*Short task:*
Reproduce all the lines below exactly and omit the images.

______________________________

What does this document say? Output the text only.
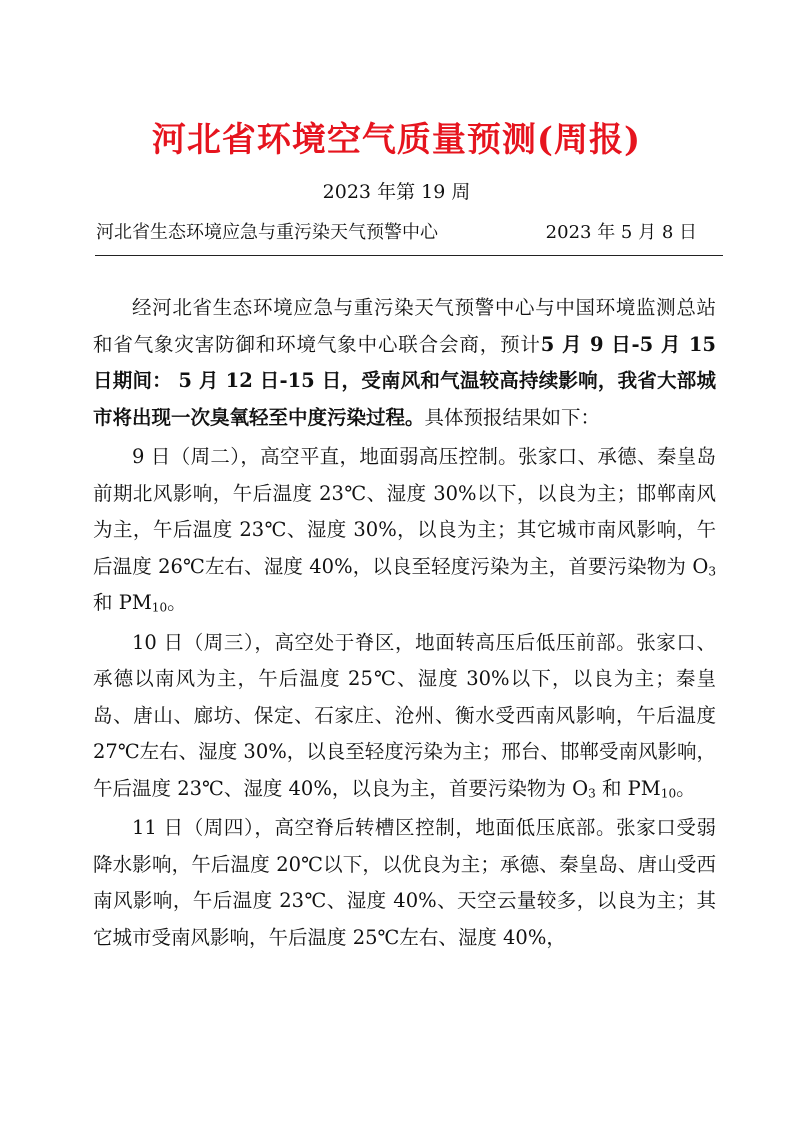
河北省环境空气质量预测(周报)
2023 年第 19 周
河北省生态环境应急与重污染天气预警中心	2023 年 5 月 8 日

经河北省生态环境应急与重污染天气预警中心与中国环境监测总站和省气象灾害防御和环境气象中心联合会商，预计5 月 9 日-5 月 15 日期间： 5 月 12 日-15 日，受南风和气温较高持续影响，我省大部城市将出现一次臭氧轻至中度污染过程。具体预报结果如下：

9 日（周二），高空平直，地面弱高压控制。张家口、承德、秦皇岛前期北风影响，午后温度 23℃、湿度 30%以下，以良为主；邯郸南风为主，午后温度 23℃、湿度 30%，以良为主；其它城市南风影响，午后温度 26℃左右、湿度 40%，以良至轻度污染为主，首要污染物为 $O_3$ 和 $PM_{10}$。

10 日（周三），高空处于脊区，地面转高压后低压前部。张家口、承德以南风为主，午后温度 25℃、湿度 30%以下，以良为主；秦皇岛、唐山、廊坊、保定、石家庄、沧州、衡水受西南风影响，午后温度 27℃左右、湿度 30%，以良至轻度污染为主；邢台、邯郸受南风影响，午后温度 23℃、湿度 40%，以良为主，首要污染物为 $O_3$ 和 $PM_{10}$。

11 日（周四），高空脊后转槽区控制，地面低压底部。张家口受弱降水影响，午后温度 20℃以下，以优良为主；承德、秦皇岛、唐山受西南风影响，午后温度 23℃、湿度 40%、天空云量较多，以良为主；其它城市受南风影响，午后温度 25℃左右、湿度 40%，
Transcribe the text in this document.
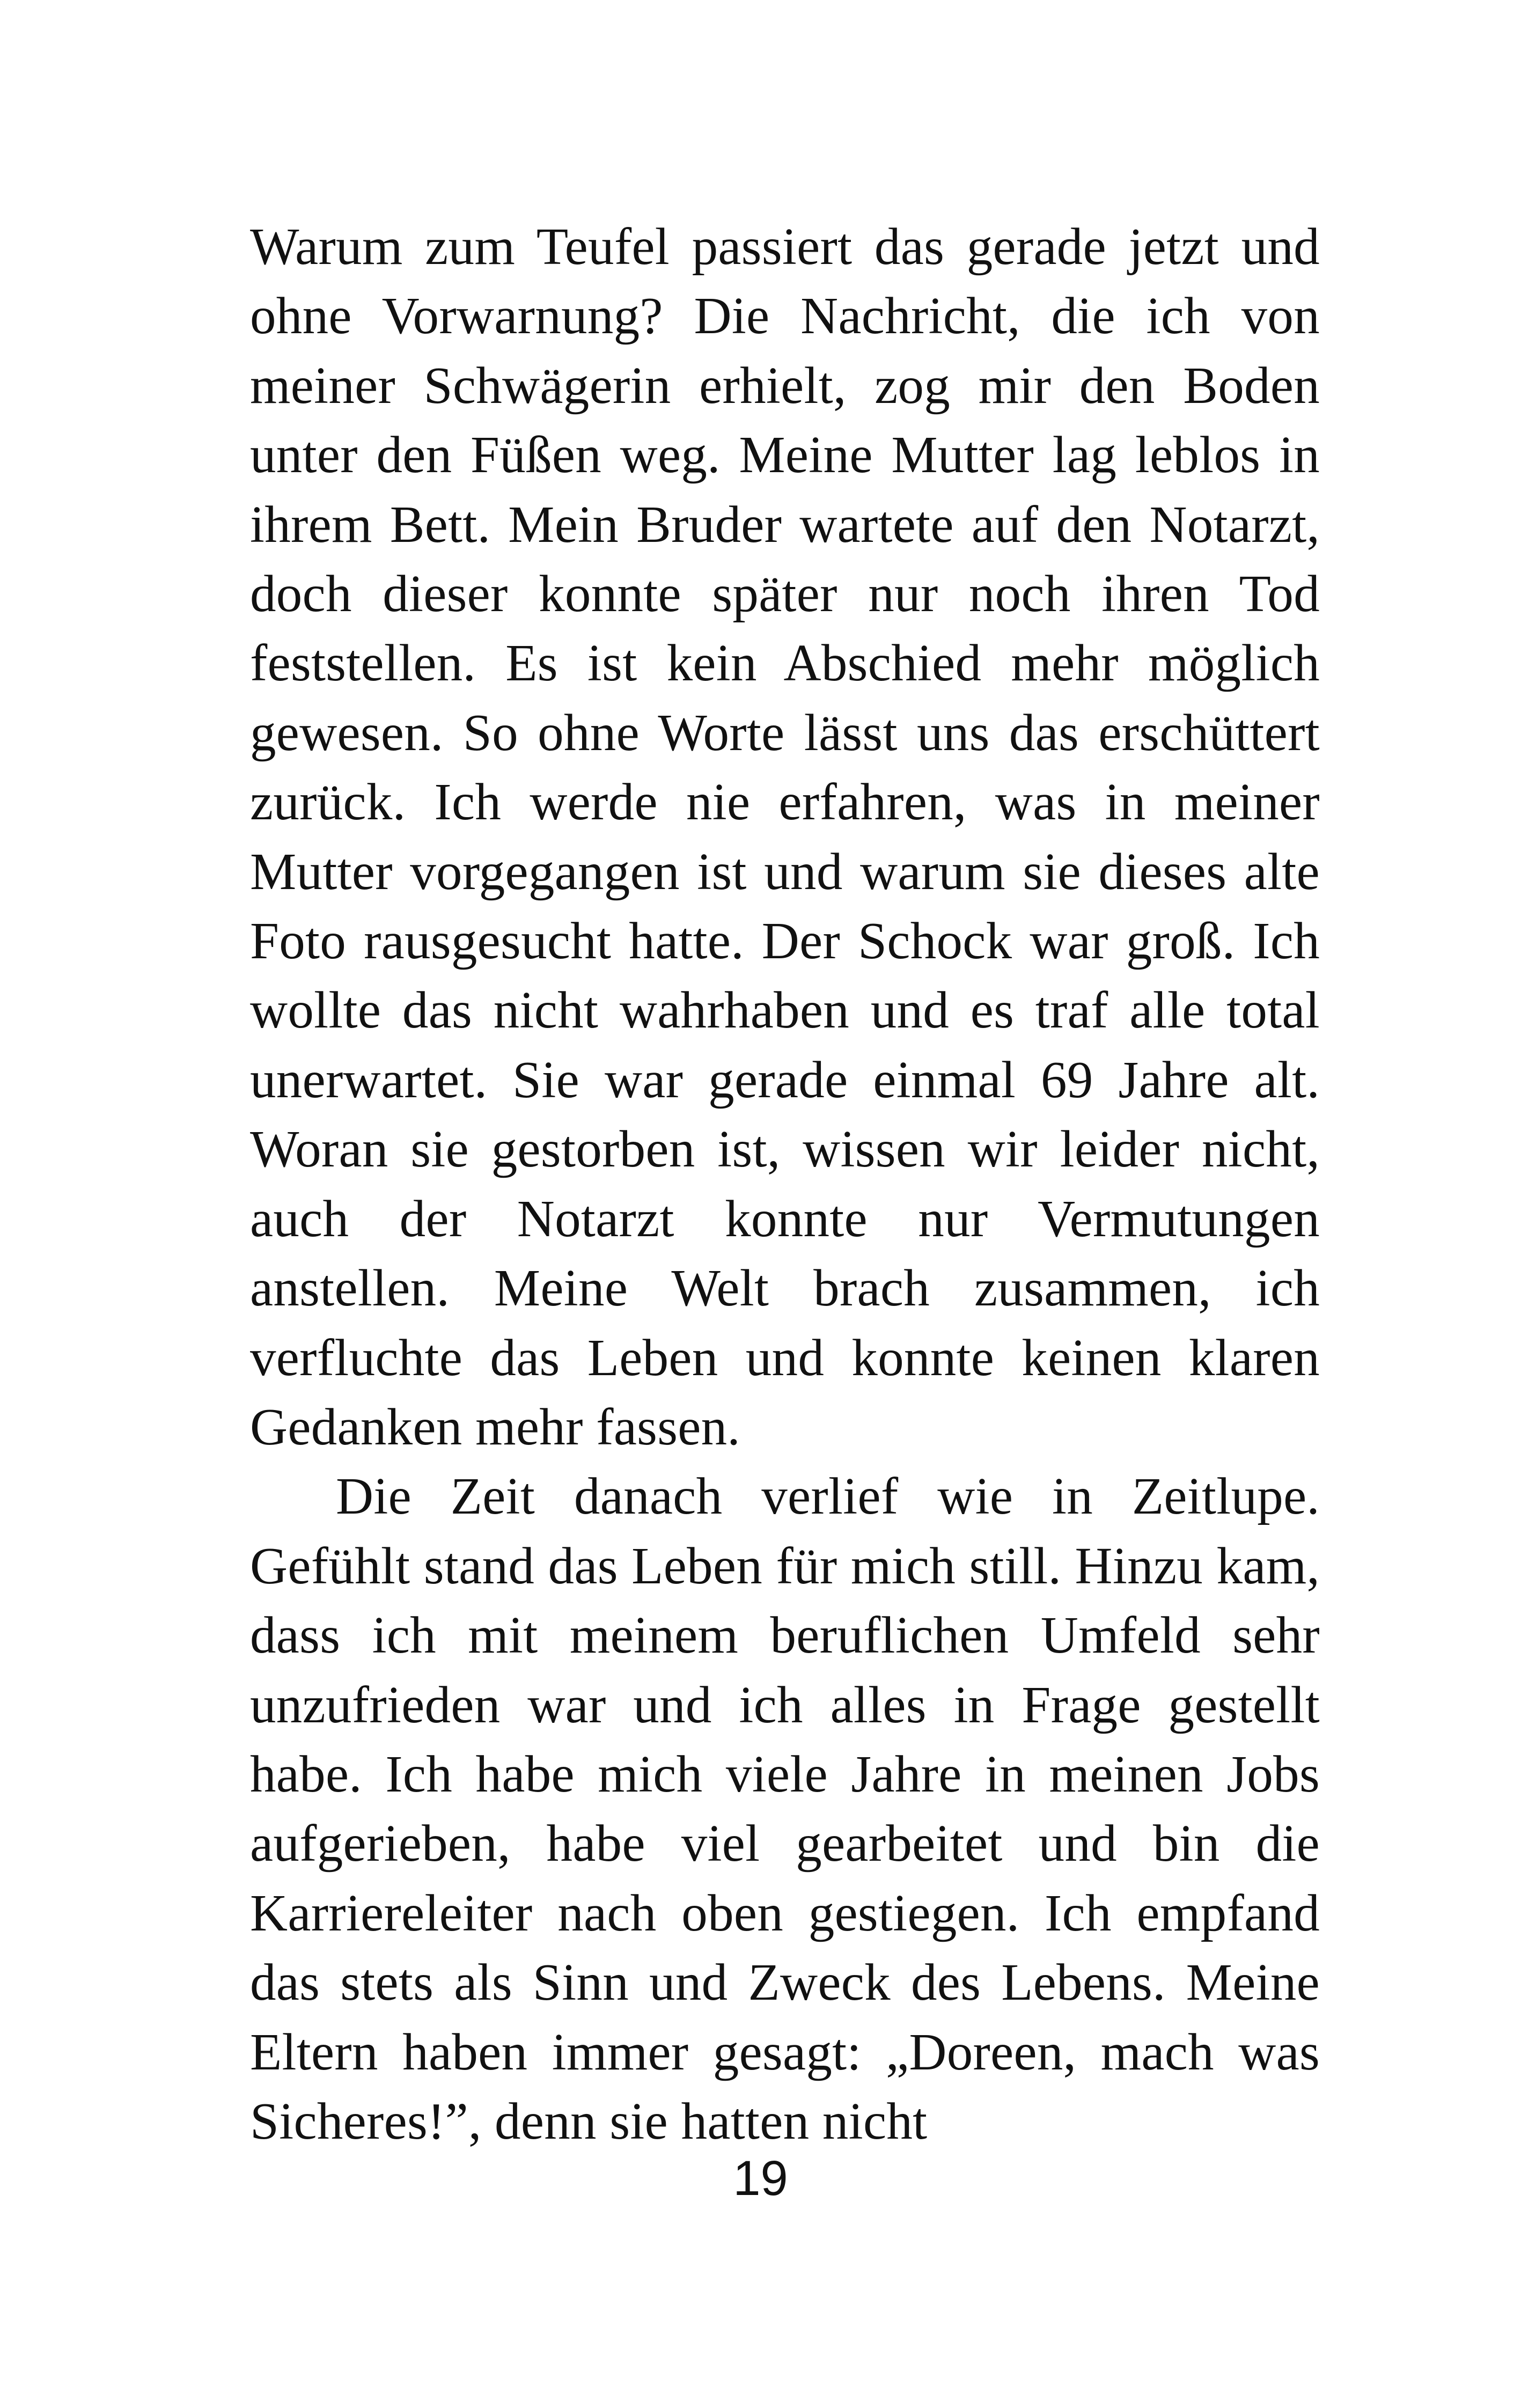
Warum zum Teufel passiert das gerade jetzt und ohne Vorwarnung? Die Nachricht, die ich von meiner Schwägerin erhielt, zog mir den Boden unter den Füßen weg. Meine Mutter lag leblos in ihrem Bett. Mein Bruder wartete auf den Notarzt, doch dieser konnte später nur noch ihren Tod feststellen. Es ist kein Abschied mehr möglich gewesen. So ohne Worte lässt uns das erschüttert zurück. Ich werde nie erfahren, was in meiner Mutter vorgegangen ist und warum sie dieses alte Foto rausgesucht hatte. Der Schock war groß. Ich wollte das nicht wahrhaben und es traf alle total unerwartet. Sie war gerade einmal 69 Jahre alt. Woran sie gestorben ist, wissen wir leider nicht, auch der Notarzt konnte nur Vermutungen anstellen. Meine Welt brach zusammen, ich verfluchte das Leben und konnte keinen klaren Gedanken mehr fassen.

Die Zeit danach verlief wie in Zeitlupe. Gefühlt stand das Leben für mich still. Hinzu kam, dass ich mit meinem beruflichen Umfeld sehr unzufrieden war und ich alles in Frage gestellt habe. Ich habe mich viele Jahre in meinen Jobs aufgerieben, habe viel gearbeitet und bin die Karriereleiter nach oben gestiegen. Ich empfand das stets als Sinn und Zweck des Lebens. Meine Eltern haben immer gesagt: „Doreen, mach was Sicheres!”, denn sie hatten nicht

19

______________________________

*The output:*
What does this document say? Output the text only.
河北省环境空气质量预测(周报)
2023 年第 19 周
河北省生态环境应急与重污染天气预警中心	2023 年 5 月 8 日

经河北省生态环境应急与重污染天气预警中心与中国环境监测总站和省气象灾害防御和环境气象中心联合会商，预计5 月 9 日-5 月 15 日期间： 5 月 12 日-15 日，受南风和气温较高持续影响，我省大部城市将出现一次臭氧轻至中度污染过程。具体预报结果如下：

9 日（周二），高空平直，地面弱高压控制。张家口、承德、秦皇岛前期北风影响，午后温度 23℃、湿度 30%以下，以良为主；邯郸南风为主，午后温度 23℃、湿度 30%，以良为主；其它城市南风影响，午后温度 26℃左右、湿度 40%，以良至轻度污染为主，首要污染物为 $O_3$ 和 $PM_{10}$。

10 日（周三），高空处于脊区，地面转高压后低压前部。张家口、承德以南风为主，午后温度 25℃、湿度 30%以下，以良为主；秦皇岛、唐山、廊坊、保定、石家庄、沧州、衡水受西南风影响，午后温度 27℃左右、湿度 30%，以良至轻度污染为主；邢台、邯郸受南风影响，午后温度 23℃、湿度 40%，以良为主，首要污染物为 $O_3$ 和 $PM_{10}$。

11 日（周四），高空脊后转槽区控制，地面低压底部。张家口受弱降水影响，午后温度 20℃以下，以优良为主；承德、秦皇岛、唐山受西南风影响，午后温度 23℃、湿度 40%、天空云量较多，以良为主；其它城市受南风影响，午后温度 25℃左右、湿度 40%，
Transcribe the text in this document.
Warum zum Teufel passiert das gerade jetzt und ohne Vorwarnung? Die Nachricht, die ich von meiner Schwägerin erhielt, zog mir den Boden unter den Füßen weg. Meine Mutter lag leblos in ihrem Bett. Mein Bruder wartete auf den Notarzt, doch dieser konnte später nur noch ihren Tod feststellen. Es ist kein Abschied mehr möglich gewesen. So ohne Worte lässt uns das erschüttert zurück. Ich werde nie erfahren, was in meiner Mutter vorgegangen ist und warum sie dieses alte Foto rausgesucht hatte. Der Schock war groß. Ich wollte das nicht wahrhaben und es traf alle total unerwartet. Sie war gerade einmal 69 Jahre alt. Woran sie gestorben ist, wissen wir leider nicht, auch der Notarzt konnte nur Vermutungen anstellen. Meine Welt brach zusammen, ich verfluchte das Leben und konnte keinen klaren Gedanken mehr fassen.

Die Zeit danach verlief wie in Zeitlupe. Gefühlt stand das Leben für mich still. Hinzu kam, dass ich mit meinem beruflichen Umfeld sehr unzufrieden war und ich alles in Frage gestellt habe. Ich habe mich viele Jahre in meinen Jobs aufgerieben, habe viel gearbeitet und bin die Karriereleiter nach oben gestiegen. Ich empfand das stets als Sinn und Zweck des Lebens. Meine Eltern haben immer gesagt: „Doreen, mach was Sicheres!”, denn sie hatten nicht

19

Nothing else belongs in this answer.